"""

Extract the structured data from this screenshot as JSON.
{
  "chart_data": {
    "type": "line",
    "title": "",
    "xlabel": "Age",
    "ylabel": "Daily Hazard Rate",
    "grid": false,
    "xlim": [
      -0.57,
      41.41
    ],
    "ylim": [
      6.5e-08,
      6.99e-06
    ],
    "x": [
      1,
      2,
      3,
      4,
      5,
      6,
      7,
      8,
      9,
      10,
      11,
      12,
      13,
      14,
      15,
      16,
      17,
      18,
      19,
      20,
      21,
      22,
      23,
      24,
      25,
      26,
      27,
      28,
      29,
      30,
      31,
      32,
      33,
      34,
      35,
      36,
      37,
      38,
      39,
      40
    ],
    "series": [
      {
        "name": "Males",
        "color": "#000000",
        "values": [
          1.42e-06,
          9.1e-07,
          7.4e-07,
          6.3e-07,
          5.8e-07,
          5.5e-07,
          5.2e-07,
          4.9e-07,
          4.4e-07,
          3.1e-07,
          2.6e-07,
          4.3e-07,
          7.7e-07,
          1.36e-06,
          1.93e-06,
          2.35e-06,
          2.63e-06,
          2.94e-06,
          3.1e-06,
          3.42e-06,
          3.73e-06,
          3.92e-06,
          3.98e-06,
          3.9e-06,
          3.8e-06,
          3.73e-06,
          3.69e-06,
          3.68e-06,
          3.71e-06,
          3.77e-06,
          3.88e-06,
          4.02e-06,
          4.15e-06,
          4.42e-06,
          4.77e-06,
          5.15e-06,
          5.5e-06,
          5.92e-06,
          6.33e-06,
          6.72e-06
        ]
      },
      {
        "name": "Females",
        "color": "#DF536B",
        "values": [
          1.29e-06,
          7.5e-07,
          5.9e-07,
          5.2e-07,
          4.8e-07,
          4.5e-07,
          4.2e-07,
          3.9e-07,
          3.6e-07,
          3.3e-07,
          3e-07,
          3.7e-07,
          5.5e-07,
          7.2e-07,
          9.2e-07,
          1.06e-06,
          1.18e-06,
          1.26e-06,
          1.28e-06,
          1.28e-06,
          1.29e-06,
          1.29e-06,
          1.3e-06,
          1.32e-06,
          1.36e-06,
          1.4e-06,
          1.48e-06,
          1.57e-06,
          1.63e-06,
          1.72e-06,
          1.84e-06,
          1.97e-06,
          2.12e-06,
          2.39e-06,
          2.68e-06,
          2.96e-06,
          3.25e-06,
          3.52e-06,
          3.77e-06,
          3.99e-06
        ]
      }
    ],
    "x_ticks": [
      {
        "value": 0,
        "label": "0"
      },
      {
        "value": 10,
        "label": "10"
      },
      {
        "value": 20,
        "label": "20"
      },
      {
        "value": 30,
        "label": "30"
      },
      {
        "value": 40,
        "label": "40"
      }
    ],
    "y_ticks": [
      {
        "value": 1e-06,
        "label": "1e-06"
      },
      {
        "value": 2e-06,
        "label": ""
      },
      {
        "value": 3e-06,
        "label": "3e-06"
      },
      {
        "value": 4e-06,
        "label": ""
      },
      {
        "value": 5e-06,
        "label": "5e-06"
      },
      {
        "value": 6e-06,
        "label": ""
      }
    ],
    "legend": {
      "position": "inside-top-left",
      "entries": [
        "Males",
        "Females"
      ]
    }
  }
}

"""

### TASK PROMPT
Copy out the data shown above without altering anything.

### CORRECT RESULT
Extract the structured data from this screenshot as JSON.
{
  "chart_data": {
    "type": "line",
    "title": "",
    "xlabel": "Age",
    "ylabel": "Daily Hazard Rate",
    "grid": false,
    "xlim": [
      -0.57,
      41.41
    ],
    "ylim": [
      6.5e-08,
      6.99e-06
    ],
    "x": [
      1,
      2,
      3,
      4,
      5,
      6,
      7,
      8,
      9,
      10,
      11,
      12,
      13,
      14,
      15,
      16,
      17,
      18,
      19,
      20,
      21,
      22,
      23,
      24,
      25,
      26,
      27,
      28,
      29,
      30,
      31,
      32,
      33,
      34,
      35,
      36,
      37,
      38,
      39,
      40
    ],
    "series": [
      {
        "name": "Males",
        "color": "#000000",
        "values": [
          1.42e-06,
          9.1e-07,
          7.4e-07,
          6.3e-07,
          5.8e-07,
          5.5e-07,
          5.2e-07,
          4.9e-07,
          4.4e-07,
          3.1e-07,
          2.6e-07,
          4.3e-07,
          7.7e-07,
          1.36e-06,
          1.93e-06,
          2.35e-06,
          2.63e-06,
          2.94e-06,
          3.1e-06,
          3.42e-06,
          3.73e-06,
          3.92e-06,
          3.98e-06,
          3.9e-06,
          3.8e-06,
          3.73e-06,
          3.69e-06,
          3.68e-06,
          3.71e-06,
          3.77e-06,
          3.88e-06,
          4.02e-06,
          4.15e-06,
          4.42e-06,
          4.77e-06,
          5.15e-06,
          5.5e-06,
          5.92e-06,
          6.33e-06,
          6.72e-06
        ]
      },
      {
        "name": "Females",
        "color": "#DF536B",
        "values": [
          1.29e-06,
          7.5e-07,
          5.9e-07,
          5.2e-07,
          4.8e-07,
          4.5e-07,
          4.2e-07,
          3.9e-07,
          3.6e-07,
          3.3e-07,
          3e-07,
          3.7e-07,
          5.5e-07,
          7.2e-07,
          9.2e-07,
          1.06e-06,
          1.18e-06,
          1.26e-06,
          1.28e-06,
          1.28e-06,
          1.29e-06,
          1.29e-06,
          1.3e-06,
          1.32e-06,
          1.36e-06,
          1.4e-06,
          1.48e-06,
          1.57e-06,
          1.63e-06,
          1.72e-06,
          1.84e-06,
          1.97e-06,
          2.12e-06,
          2.39e-06,
          2.68e-06,
          2.96e-06,
          3.25e-06,
          3.52e-06,
          3.77e-06,
          3.99e-06
        ]
      }
    ],
    "x_ticks": [
      {
        "value": 0,
        "label": "0"
      },
      {
        "value": 10,
        "label": "10"
      },
      {
        "value": 20,
        "label": "20"
      },
      {
        "value": 30,
        "label": "30"
      },
      {
        "value": 40,
        "label": "40"
      }
    ],
    "y_ticks": [
      {
        "value": 1e-06,
        "label": "1e-06"
      },
      {
        "value": 2e-06,
        "label": ""
      },
      {
        "value": 3e-06,
        "label": "3e-06"
      },
      {
        "value": 4e-06,
        "label": ""
      },
      {
        "value": 5e-06,
        "label": "5e-06"
      },
      {
        "value": 6e-06,
        "label": ""
      }
    ],
    "legend": {
      "position": "inside-top-left",
      "entries": [
        "Males",
        "Females"
      ]
    }
  }
}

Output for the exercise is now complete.